EXERCISE TASK |
Pull every "browser" line out of the data below.

DATA FOR THE TASK |
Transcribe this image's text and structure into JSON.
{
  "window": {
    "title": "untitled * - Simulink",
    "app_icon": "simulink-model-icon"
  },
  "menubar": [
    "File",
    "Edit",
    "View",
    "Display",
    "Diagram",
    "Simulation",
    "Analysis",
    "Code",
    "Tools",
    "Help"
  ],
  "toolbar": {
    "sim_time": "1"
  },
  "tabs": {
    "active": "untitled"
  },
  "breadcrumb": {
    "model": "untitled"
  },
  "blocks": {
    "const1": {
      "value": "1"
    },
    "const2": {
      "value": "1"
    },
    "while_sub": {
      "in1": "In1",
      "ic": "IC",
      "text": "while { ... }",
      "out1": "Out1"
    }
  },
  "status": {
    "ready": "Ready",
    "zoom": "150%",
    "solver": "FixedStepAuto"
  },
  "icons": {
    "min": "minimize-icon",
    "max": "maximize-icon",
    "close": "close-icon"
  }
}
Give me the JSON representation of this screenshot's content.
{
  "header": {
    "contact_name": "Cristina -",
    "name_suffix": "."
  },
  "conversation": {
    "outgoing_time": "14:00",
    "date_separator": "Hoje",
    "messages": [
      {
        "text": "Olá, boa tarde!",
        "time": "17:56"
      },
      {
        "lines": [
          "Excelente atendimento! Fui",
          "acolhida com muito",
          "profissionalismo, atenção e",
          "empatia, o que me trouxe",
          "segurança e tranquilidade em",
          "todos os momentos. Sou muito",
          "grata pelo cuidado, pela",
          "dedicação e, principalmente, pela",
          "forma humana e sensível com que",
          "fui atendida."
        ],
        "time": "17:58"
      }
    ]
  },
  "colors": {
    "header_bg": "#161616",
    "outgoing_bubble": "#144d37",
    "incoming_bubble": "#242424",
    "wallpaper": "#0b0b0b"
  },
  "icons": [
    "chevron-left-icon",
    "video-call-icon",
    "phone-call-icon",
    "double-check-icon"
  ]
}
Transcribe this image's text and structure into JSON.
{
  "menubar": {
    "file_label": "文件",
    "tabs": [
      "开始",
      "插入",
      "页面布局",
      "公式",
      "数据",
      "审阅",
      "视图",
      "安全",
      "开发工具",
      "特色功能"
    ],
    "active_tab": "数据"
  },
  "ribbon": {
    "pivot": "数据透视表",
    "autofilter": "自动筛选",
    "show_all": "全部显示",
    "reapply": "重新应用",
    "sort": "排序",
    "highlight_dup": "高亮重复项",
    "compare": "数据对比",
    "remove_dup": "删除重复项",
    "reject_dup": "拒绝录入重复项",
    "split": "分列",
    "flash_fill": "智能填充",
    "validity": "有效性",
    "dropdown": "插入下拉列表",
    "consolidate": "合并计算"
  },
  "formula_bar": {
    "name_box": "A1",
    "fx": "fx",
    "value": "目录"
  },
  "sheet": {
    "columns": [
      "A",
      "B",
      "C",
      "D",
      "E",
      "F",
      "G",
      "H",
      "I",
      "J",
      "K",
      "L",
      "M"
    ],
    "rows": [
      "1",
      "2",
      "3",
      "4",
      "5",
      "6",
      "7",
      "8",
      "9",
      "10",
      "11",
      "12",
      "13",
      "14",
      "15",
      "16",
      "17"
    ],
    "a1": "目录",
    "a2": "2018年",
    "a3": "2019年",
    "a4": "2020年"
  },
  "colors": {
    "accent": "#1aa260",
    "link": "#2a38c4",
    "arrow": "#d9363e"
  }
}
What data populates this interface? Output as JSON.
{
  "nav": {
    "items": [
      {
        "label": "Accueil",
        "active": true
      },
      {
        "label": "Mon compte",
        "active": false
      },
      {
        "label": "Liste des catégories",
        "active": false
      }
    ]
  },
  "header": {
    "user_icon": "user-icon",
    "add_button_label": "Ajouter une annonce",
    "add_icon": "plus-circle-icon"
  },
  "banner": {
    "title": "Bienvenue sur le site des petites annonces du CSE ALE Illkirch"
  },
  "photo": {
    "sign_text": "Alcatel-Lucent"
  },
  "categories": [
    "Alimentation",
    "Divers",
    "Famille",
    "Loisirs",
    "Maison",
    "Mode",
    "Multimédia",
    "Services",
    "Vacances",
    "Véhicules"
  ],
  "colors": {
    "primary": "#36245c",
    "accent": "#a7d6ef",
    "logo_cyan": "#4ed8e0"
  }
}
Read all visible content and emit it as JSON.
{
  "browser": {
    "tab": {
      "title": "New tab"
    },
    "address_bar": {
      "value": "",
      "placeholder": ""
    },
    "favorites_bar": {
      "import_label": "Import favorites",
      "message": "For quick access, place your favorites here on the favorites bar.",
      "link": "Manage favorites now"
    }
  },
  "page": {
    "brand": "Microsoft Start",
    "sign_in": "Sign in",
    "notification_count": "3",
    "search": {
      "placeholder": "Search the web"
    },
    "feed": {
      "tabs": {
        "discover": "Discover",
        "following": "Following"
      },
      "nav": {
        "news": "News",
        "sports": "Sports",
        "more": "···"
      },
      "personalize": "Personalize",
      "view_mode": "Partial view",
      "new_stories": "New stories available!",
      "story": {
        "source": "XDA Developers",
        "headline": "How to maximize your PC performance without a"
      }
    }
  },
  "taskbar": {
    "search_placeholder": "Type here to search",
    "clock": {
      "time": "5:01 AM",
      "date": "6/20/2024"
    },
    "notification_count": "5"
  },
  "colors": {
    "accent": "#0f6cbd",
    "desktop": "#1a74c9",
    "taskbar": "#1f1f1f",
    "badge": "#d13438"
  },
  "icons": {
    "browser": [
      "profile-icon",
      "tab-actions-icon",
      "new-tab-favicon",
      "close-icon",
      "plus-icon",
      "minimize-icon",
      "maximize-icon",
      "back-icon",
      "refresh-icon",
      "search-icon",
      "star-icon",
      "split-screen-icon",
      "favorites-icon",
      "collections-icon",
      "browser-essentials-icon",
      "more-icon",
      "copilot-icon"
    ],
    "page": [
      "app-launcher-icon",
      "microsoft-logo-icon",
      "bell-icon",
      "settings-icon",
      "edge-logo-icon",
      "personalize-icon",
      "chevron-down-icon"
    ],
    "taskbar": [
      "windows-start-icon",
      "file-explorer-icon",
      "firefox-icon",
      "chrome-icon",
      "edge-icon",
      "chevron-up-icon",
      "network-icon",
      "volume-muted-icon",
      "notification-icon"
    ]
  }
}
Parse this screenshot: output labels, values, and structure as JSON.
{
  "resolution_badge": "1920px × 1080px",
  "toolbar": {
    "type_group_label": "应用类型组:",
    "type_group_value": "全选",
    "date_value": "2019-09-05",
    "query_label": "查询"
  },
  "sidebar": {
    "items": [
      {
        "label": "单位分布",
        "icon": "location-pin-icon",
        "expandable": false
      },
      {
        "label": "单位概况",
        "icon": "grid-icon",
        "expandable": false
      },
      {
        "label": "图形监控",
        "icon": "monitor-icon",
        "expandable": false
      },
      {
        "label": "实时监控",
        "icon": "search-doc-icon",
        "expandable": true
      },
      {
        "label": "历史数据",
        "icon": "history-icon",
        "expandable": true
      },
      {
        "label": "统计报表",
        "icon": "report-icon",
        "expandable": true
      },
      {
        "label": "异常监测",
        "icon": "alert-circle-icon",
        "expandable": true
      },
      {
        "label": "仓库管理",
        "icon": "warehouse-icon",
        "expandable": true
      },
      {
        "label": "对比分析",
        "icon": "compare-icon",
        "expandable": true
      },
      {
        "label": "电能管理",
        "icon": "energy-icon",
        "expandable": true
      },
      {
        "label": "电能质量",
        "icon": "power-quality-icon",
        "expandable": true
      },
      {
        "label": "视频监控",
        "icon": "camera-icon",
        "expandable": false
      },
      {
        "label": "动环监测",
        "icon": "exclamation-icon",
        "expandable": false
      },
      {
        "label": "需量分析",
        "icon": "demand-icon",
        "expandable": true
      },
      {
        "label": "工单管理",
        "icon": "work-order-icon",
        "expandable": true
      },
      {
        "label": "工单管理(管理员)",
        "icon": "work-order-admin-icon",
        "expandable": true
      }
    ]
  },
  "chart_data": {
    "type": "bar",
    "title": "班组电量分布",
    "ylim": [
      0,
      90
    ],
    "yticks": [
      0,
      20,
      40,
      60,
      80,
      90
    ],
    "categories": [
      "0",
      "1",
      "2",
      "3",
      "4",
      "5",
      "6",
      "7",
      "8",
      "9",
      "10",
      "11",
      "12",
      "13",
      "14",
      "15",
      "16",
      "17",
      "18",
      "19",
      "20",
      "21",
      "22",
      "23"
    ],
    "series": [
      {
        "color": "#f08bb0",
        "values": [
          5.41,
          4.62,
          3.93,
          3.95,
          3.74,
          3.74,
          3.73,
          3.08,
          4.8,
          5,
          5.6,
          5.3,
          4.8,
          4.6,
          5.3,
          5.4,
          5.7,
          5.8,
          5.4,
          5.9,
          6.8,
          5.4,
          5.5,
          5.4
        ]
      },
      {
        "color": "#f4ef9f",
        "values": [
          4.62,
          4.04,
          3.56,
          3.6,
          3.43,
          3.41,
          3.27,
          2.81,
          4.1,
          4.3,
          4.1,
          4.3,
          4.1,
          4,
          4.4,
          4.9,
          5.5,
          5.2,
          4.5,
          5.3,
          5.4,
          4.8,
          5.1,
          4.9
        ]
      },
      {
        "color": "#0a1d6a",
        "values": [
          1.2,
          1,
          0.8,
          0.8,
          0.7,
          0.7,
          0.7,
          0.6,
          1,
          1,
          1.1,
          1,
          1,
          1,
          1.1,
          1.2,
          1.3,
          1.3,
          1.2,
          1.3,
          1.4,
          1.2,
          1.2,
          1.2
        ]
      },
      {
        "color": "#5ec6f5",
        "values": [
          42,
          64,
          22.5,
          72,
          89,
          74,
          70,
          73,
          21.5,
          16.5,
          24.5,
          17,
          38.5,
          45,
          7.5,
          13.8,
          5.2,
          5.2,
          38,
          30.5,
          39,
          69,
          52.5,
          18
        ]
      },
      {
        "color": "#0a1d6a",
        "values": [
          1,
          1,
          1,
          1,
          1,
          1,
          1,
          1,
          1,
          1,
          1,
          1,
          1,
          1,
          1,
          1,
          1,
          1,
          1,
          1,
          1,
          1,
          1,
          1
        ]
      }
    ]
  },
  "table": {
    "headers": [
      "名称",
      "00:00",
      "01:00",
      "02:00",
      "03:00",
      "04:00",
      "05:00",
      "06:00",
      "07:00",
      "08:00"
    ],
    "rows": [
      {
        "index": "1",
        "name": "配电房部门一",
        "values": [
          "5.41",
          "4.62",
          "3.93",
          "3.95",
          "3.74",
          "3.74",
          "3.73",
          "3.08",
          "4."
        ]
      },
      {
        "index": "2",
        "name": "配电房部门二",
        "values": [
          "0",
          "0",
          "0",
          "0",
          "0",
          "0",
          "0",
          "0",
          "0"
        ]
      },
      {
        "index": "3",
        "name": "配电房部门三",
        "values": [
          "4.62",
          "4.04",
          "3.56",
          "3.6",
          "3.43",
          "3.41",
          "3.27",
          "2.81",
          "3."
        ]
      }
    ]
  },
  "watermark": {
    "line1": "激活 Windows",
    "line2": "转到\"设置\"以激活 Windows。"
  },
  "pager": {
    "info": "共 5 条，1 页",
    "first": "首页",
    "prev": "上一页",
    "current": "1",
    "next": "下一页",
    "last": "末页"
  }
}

ANSWER TO THIS TASK |
  "browser": {
    "browser": [
      "browser-essentials-icon",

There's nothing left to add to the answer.